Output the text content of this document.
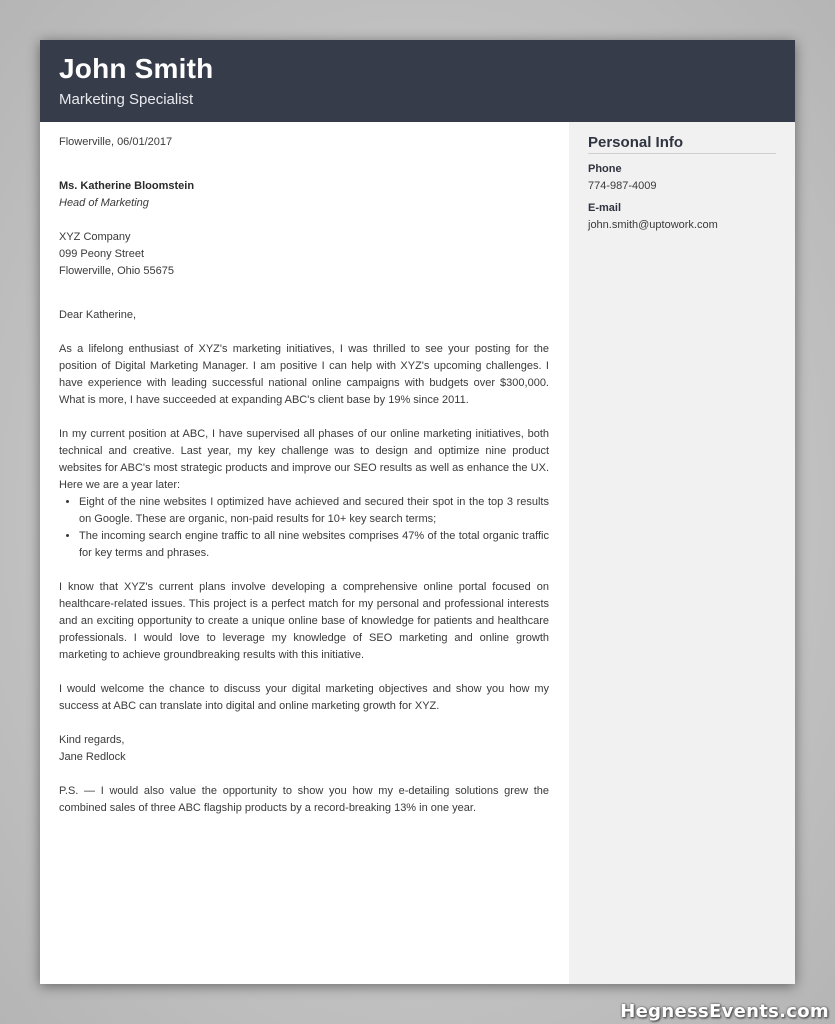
John Smith
Marketing Specialist

Flowerville, 06/01/2017

Ms. Katherine Bloomstein

Head of Marketing

XYZ Company

099 Peony Street

Flowerville, Ohio 55675

Dear Katherine,

As a lifelong enthusiast of XYZ's marketing initiatives, I was thrilled to see your posting for the position of Digital Marketing Manager. I am positive I can help with XYZ's upcoming challenges. I have experience with leading successful national online campaigns with budgets over $300,000. What is more, I have succeeded at expanding ABC's client base by 19% since 2011.

In my current position at ABC, I have supervised all phases of our online marketing initiatives, both technical and creative. Last year, my key challenge was to design and optimize nine product websites for ABC's most strategic products and improve our SEO results as well as enhance the UX. Here we are a year later:

• Eight of the nine websites I optimized have achieved and secured their spot in the top 3 results on Google. These are organic, non-paid results for 10+ key search terms;
• The incoming search engine traffic to all nine websites comprises 47% of the total organic traffic for key terms and phrases.

I know that XYZ's current plans involve developing a comprehensive online portal focused on healthcare-related issues. This project is a perfect match for my personal and professional interests and an exciting opportunity to create a unique online base of knowledge for patients and healthcare professionals. I would love to leverage my knowledge of SEO marketing and online growth marketing to achieve groundbreaking results with this initiative.

I would welcome the chance to discuss your digital marketing objectives and show you how my success at ABC can translate into digital and online marketing growth for XYZ.

Kind regards,

Jane Redlock

P.S. — I would also value the opportunity to show you how my e-detailing solutions grew the combined sales of three ABC flagship products by a record-breaking 13% in one year.

Personal Info
Phone
774-987-4009
E-mail
john.smith@uptowork.com
HegnessEvents.com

______

= REQUIREMENT =
Copy out the entries above in full and exactly, skipping every picture.

= SOLUTION TO THIS PROBLEM =
Output the text content of this document.
John Smith
Marketing Specialist

Flowerville, 06/01/2017

Ms. Katherine Bloomstein

Head of Marketing

XYZ Company

099 Peony Street

Flowerville, Ohio 55675

Dear Katherine,

As a lifelong enthusiast of XYZ's marketing initiatives, I was thrilled to see your posting for the position of Digital Marketing Manager. I am positive I can help with XYZ's upcoming challenges. I have experience with leading successful national online campaigns with budgets over $300,000. What is more, I have succeeded at expanding ABC's client base by 19% since 2011.

In my current position at ABC, I have supervised all phases of our online marketing initiatives, both technical and creative. Last year, my key challenge was to design and optimize nine product websites for ABC's most strategic products and improve our SEO results as well as enhance the UX. Here we are a year later:

• Eight of the nine websites I optimized have achieved and secured their spot in the top 3 results on Google. These are organic, non-paid results for 10+ key search terms;
• The incoming search engine traffic to all nine websites comprises 47% of the total organic traffic for key terms and phrases.

I know that XYZ's current plans involve developing a comprehensive online portal focused on healthcare-related issues. This project is a perfect match for my personal and professional interests and an exciting opportunity to create a unique online base of knowledge for patients and healthcare professionals. I would love to leverage my knowledge of SEO marketing and online growth marketing to achieve groundbreaking results with this initiative.

I would welcome the chance to discuss your digital marketing objectives and show you how my success at ABC can translate into digital and online marketing growth for XYZ.

Kind regards,

Jane Redlock

P.S. — I would also value the opportunity to show you how my e-detailing solutions grew the combined sales of three ABC flagship products by a record-breaking 13% in one year.

Personal Info
Phone
774-987-4009
E-mail
john.smith@uptowork.com
HegnessEvents.com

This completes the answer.